◆ **Given data**:
>>>
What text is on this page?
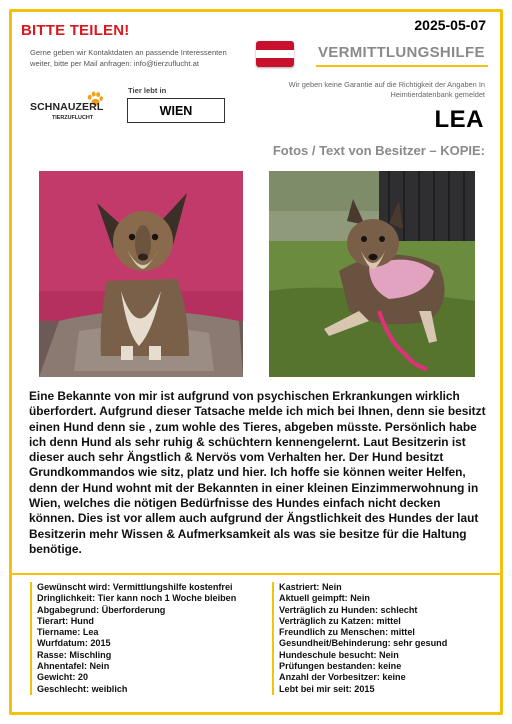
BITTE TEILEN!	2025-05-07
Gerne geben wir Kontaktdaten an passende Interessenten weiter, bitte per Mail anfragen: info@tierzuflucht.at
VERMITTLUNGSHILFE
Wir geben keine Garantie auf die Richtigkeit der Angaben In Heimtierdatenbank gemeldet
SCHNAUZERL
TIERZUFLUCHT
Tier lebt in
WIEN	LEA
Fotos / Text von Besitzer – KOPIE:
Eine Bekannte von mir ist aufgrund von psychischen Erkrankungen wirklich überfordert. Aufgrund dieser Tatsache melde ich mich bei Ihnen, denn sie besitzt einen Hund denn sie , zum wohle des Tieres, abgeben müsste. Persönlich habe ich denn Hund als sehr ruhig & schüchtern kennengelernt. Laut Besitzerin ist dieser auch sehr Ängstlich & Nervös vom Verhalten her. Der Hund besitzt Grundkommandos wie sitz, platz und hier. Ich hoffe sie können weiter Helfen, denn der Hund wohnt mit der Bekannten in einer kleinen Einzimmerwohnung in Wien, welches die nötigen Bedürfnisse des Hundes einfach nicht decken können. Dies ist vor allem auch aufgrund der Ängstlichkeit des Hundes der laut Besitzerin mehr Wissen & Aufmerksamkeit als was sie besitze für die Haltung benötige.
Gewünscht wird: Vermittlungshilfe kostenfrei
Dringlichkeit: Tier kann noch 1 Woche bleiben
Abgabegrund: Überforderung
Tierart: Hund
Tiername: Lea
Wurfdatum: 2015
Rasse: Mischling
Ahnentafel: Nein
Gewicht: 20
Geschlecht: weiblich
Kastriert: Nein
Aktuell geimpft: Nein
Verträglich zu Hunden: schlecht
Verträglich zu Katzen: mittel
Freundlich zu Menschen: mittel
Gesundheit/Behinderung: sehr gesund
Hundeschule besucht: Nein
Prüfungen bestanden: keine
Anzahl der Vorbesitzer: keine
Lebt bei mir seit: 2015
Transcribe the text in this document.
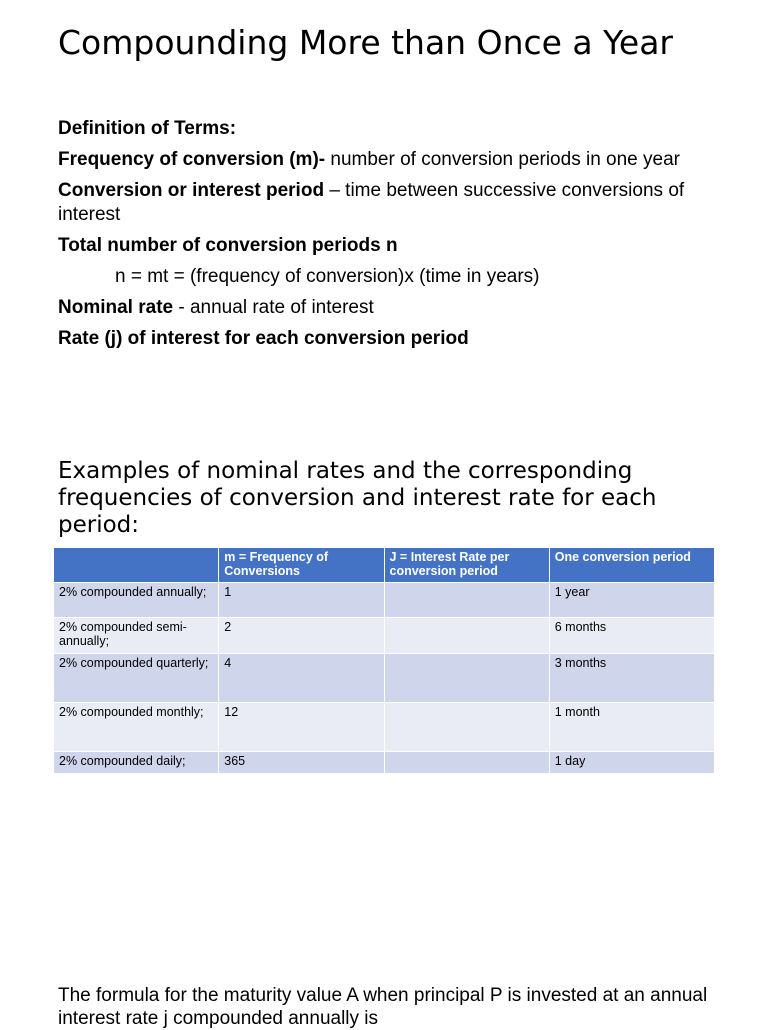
Compounding More than Once a Year

Definition of Terms:

Frequency of conversion (m)- number of conversion periods in one year

Conversion or interest period – time between successive conversions of interest

Total number of conversion periods n

n = mt = (frequency of conversion)x (time in years)

Nominal rate - annual rate of interest

Rate (j) of interest for each conversion period

Examples of nominal rates and the corresponding frequencies of conversion and interest rate for each period:
	m = Frequency of Conversions	J = Interest Rate per conversion period	One conversion period
2% compounded annually;	1		1 year
2% compounded semi-annually;	2		6 months
2% compounded quarterly;	4		3 months
2% compounded monthly;	12		1 month
2% compounded daily;	365		1 day

The formula for the maturity value A when principal P is invested at an annual interest rate j compounded annually is
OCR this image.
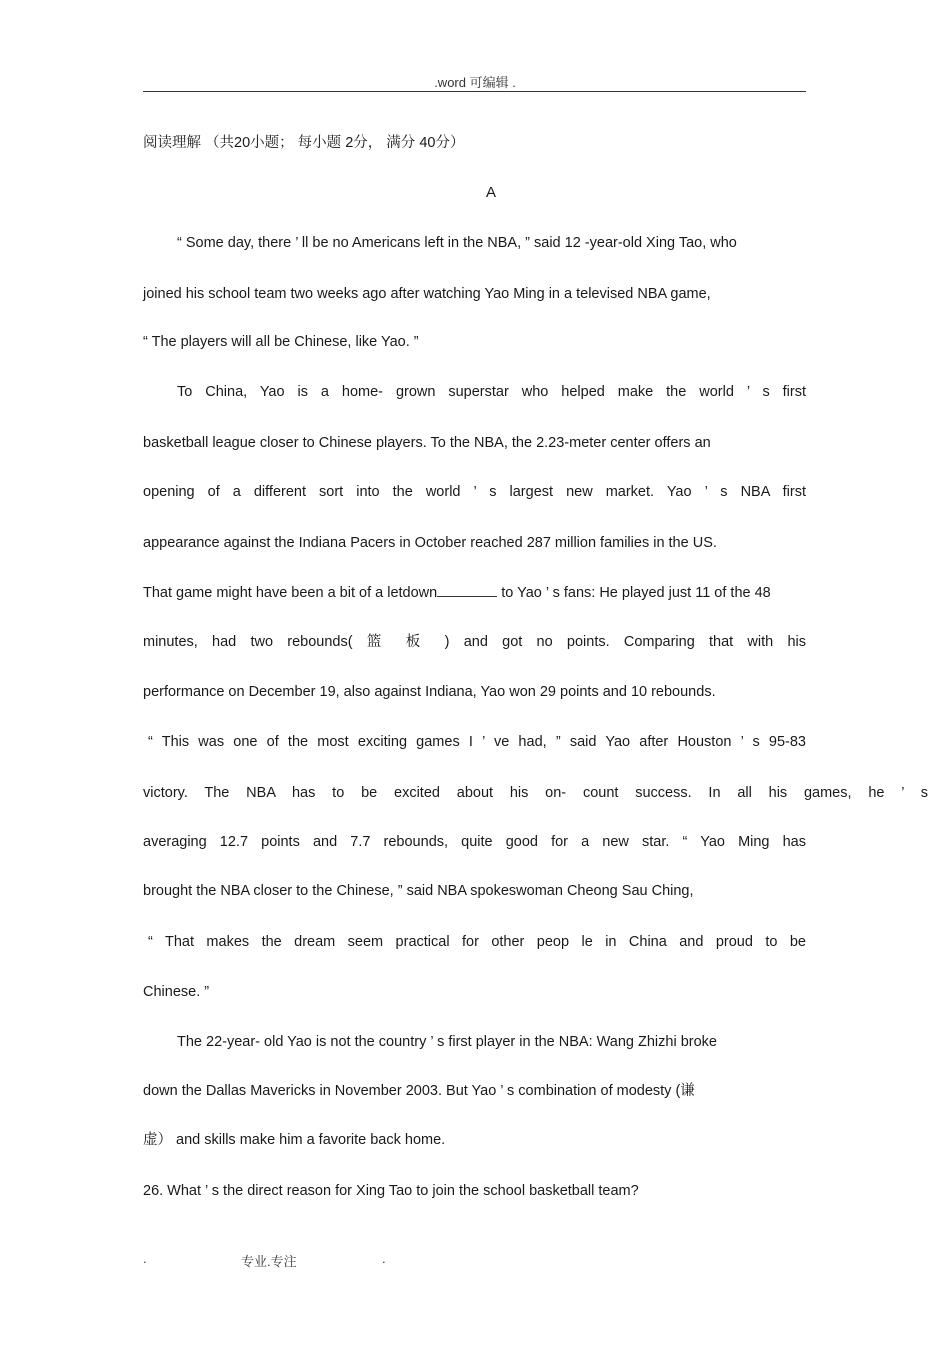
.word 可编辑 .
阅读理解 （共20小题； 每小题 2分， 满分 40分）
A
“ Some day, there ’ ll be no Americans left in the NBA, ” said 12 -year-old Xing Tao, who
joined his school team two weeks ago after watching Yao Ming in a televised NBA game,
“ The players will all be Chinese, like Yao. ”
To China, Yao is a home- grown superstar who helped make the world ’ s first
basketball league closer to Chinese players. To the NBA, the 2.23-meter center offers an
opening of a different sort into the world ’ s largest new market. Yao ’ s NBA first
appearance against the Indiana Pacers in October reached 287 million families in the US.
That game might have been a bit of a letdown	to Yao ’ s fans: He played just 11 of the 48
minutes, had two rebounds( 篮 板 ) and got no points. Comparing that with his
performance on December 19, also against Indiana, Yao won 29 points and 10 rebounds.
“ This was one of the most exciting games I ’ ve had, ” said Yao after Houston ’ s 95-83
victory. The NBA has to be excited about his on- count success. In all his games, he ’ s
averaging 12.7 points and 7.7 rebounds, quite good for a new star. “ Yao Ming has
brought the NBA closer to the Chinese, ” said NBA spokeswoman Cheong Sau Ching,
“ That makes the dream seem practical for other peop le in China and proud to be
Chinese. ”
The 22-year- old Yao is not the country ’ s first player in the NBA: Wang Zhizhi broke
down the Dallas Mavericks in November 2003. But Yao ’ s combination of modesty (谦
虚） and skills make him a favorite back home.
26. What ’ s the direct reason for Xing Tao to join the school basketball team?
.	专业.专注	.
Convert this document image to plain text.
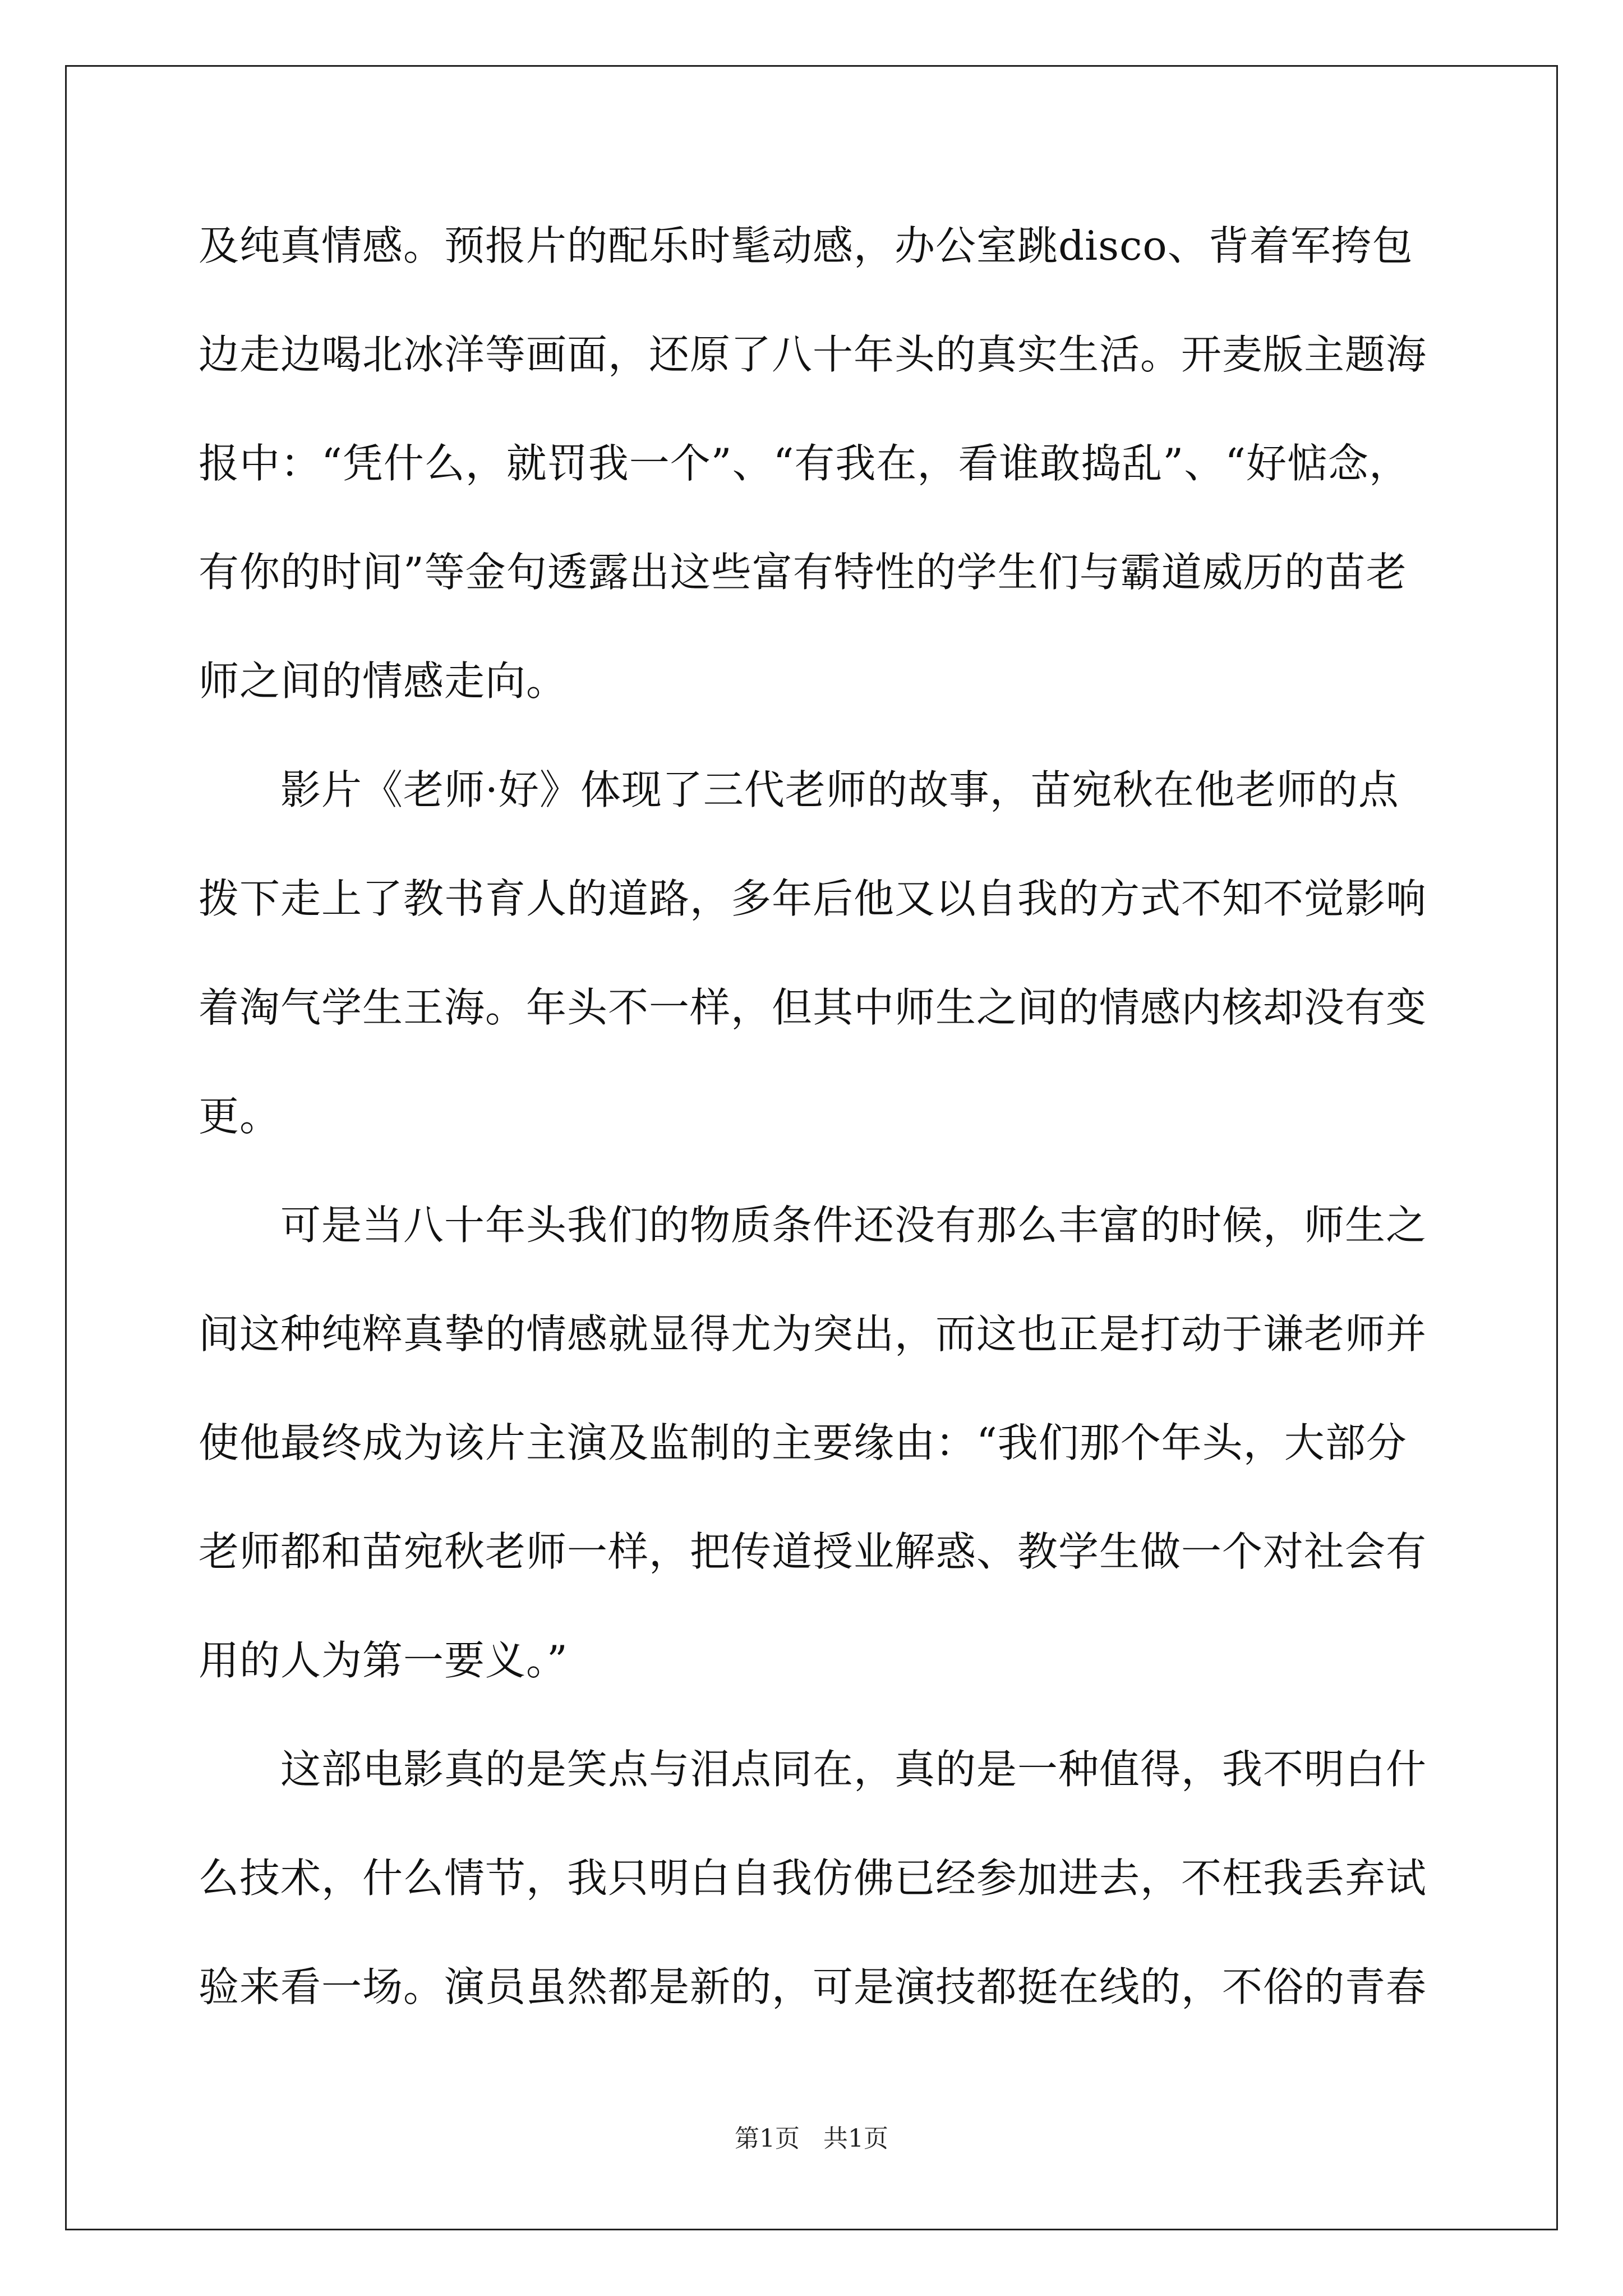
及纯真情感。预报片的配乐时髦动感，办公室跳disco、背着军挎包
边走边喝北冰洋等画面，还原了八十年头的真实生活。开麦版主题海
报中：“凭什么，就罚我一个”、“有我在，看谁敢捣乱”、“好惦念，
有你的时间”等金句透露出这些富有特性的学生们与霸道威历的苗老
师之间的情感走向。
影片《老师·好》体现了三代老师的故事，苗宛秋在他老师的点
拨下走上了教书育人的道路，多年后他又以自我的方式不知不觉影响
着淘气学生王海。年头不一样，但其中师生之间的情感内核却没有变
更。
可是当八十年头我们的物质条件还没有那么丰富的时候，师生之
间这种纯粹真挚的情感就显得尤为突出，而这也正是打动于谦老师并
使他最终成为该片主演及监制的主要缘由：“我们那个年头，大部分
老师都和苗宛秋老师一样，把传道授业解惑、教学生做一个对社会有
用的人为第一要义。”
这部电影真的是笑点与泪点同在，真的是一种值得，我不明白什
么技术，什么情节，我只明白自我仿佛已经参加进去，不枉我丢弃试
验来看一场。演员虽然都是新的，可是演技都挺在线的，不俗的青春
第1页 共1页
<<<
◆ **Written exercise**:
Extract all lines from the data in which "players" is found.

◆ **Finished task**:
“ The players will all be Chinese, like Yao. ”
basketball league closer to Chinese players. To the NBA, the 2.23-meter center offers an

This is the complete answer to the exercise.